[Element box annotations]
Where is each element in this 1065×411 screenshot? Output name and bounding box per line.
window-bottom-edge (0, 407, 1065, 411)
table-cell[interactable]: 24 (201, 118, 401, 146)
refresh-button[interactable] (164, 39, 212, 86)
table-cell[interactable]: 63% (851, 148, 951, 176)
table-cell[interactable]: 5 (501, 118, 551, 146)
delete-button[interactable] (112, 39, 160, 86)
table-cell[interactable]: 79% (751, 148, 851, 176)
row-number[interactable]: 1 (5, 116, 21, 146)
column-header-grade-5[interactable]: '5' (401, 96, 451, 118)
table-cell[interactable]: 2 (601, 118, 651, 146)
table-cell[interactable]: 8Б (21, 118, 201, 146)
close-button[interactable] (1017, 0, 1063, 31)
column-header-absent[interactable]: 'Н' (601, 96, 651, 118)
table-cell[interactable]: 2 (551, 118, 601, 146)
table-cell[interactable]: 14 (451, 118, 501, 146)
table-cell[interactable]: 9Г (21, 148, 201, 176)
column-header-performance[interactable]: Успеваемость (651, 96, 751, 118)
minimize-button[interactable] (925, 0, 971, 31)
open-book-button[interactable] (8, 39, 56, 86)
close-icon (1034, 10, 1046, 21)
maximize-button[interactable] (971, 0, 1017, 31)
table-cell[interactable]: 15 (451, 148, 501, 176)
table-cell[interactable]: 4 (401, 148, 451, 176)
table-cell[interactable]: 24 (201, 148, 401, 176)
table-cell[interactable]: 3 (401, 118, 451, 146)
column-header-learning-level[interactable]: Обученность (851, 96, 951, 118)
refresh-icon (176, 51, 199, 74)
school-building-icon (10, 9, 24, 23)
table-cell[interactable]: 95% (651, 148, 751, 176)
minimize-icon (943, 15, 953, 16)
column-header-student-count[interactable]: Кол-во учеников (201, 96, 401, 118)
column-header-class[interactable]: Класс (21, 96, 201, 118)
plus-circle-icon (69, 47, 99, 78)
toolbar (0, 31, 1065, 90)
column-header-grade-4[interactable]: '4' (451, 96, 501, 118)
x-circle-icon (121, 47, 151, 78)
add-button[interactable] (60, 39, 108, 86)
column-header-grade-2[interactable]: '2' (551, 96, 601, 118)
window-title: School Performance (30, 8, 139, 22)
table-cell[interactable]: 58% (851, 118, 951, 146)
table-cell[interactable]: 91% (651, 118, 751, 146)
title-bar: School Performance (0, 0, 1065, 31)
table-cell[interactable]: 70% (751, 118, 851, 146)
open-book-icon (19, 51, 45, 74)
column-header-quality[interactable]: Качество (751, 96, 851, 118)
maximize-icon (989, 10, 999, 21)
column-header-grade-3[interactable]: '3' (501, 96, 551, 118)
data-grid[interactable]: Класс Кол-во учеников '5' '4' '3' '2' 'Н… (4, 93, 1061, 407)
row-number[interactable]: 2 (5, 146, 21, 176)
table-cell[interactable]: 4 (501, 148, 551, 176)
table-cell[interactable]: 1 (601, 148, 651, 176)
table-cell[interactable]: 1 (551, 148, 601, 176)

### REQUEST
Please retype the data above line for line, with no changes.

### THE REPLY
Where is each element in this 1065×411 screenshot? Output name and bounding box per line.
window-bottom-edge (0, 407, 1065, 411)
table-cell[interactable]: 24 (201, 118, 401, 146)
refresh-button[interactable] (164, 39, 212, 86)
table-cell[interactable]: 63% (851, 148, 951, 176)
table-cell[interactable]: 5 (501, 118, 551, 146)
delete-button[interactable] (112, 39, 160, 86)
table-cell[interactable]: 79% (751, 148, 851, 176)
row-number[interactable]: 1 (5, 116, 21, 146)
column-header-grade-5[interactable]: '5' (401, 96, 451, 118)
table-cell[interactable]: 2 (601, 118, 651, 146)
table-cell[interactable]: 8Б (21, 118, 201, 146)
close-button[interactable] (1017, 0, 1063, 31)
column-header-absent[interactable]: 'Н' (601, 96, 651, 118)
table-cell[interactable]: 2 (551, 118, 601, 146)
table-cell[interactable]: 14 (451, 118, 501, 146)
table-cell[interactable]: 9Г (21, 148, 201, 176)
column-header-performance[interactable]: Успеваемость (651, 96, 751, 118)
minimize-button[interactable] (925, 0, 971, 31)
open-book-button[interactable] (8, 39, 56, 86)
close-icon (1034, 10, 1046, 21)
maximize-button[interactable] (971, 0, 1017, 31)
table-cell[interactable]: 15 (451, 148, 501, 176)
table-cell[interactable]: 4 (401, 148, 451, 176)
table-cell[interactable]: 24 (201, 148, 401, 176)
table-cell[interactable]: 3 (401, 118, 451, 146)
column-header-learning-level[interactable]: Обученность (851, 96, 951, 118)
refresh-icon (176, 51, 199, 74)
school-building-icon (10, 9, 24, 23)
table-cell[interactable]: 95% (651, 148, 751, 176)
minimize-icon (943, 15, 953, 16)
column-header-student-count[interactable]: Кол-во учеников (201, 96, 401, 118)
column-header-class[interactable]: Класс (21, 96, 201, 118)
plus-circle-icon (69, 47, 99, 78)
toolbar (0, 31, 1065, 90)
column-header-grade-4[interactable]: '4' (451, 96, 501, 118)
x-circle-icon (121, 47, 151, 78)
add-button[interactable] (60, 39, 108, 86)
column-header-grade-2[interactable]: '2' (551, 96, 601, 118)
window-title: School Performance (30, 8, 139, 22)
table-cell[interactable]: 58% (851, 118, 951, 146)
table-cell[interactable]: 91% (651, 118, 751, 146)
title-bar: School Performance (0, 0, 1065, 31)
table-cell[interactable]: 70% (751, 118, 851, 146)
open-book-icon (19, 51, 45, 74)
column-header-quality[interactable]: Качество (751, 96, 851, 118)
maximize-icon (989, 10, 999, 21)
column-header-grade-3[interactable]: '3' (501, 96, 551, 118)
data-grid[interactable]: Класс Кол-во учеников '5' '4' '3' '2' 'Н… (4, 93, 1061, 407)
row-number[interactable]: 2 (5, 146, 21, 176)
table-cell[interactable]: 4 (501, 148, 551, 176)
table-cell[interactable]: 1 (601, 148, 651, 176)
table-cell[interactable]: 1 (551, 148, 601, 176)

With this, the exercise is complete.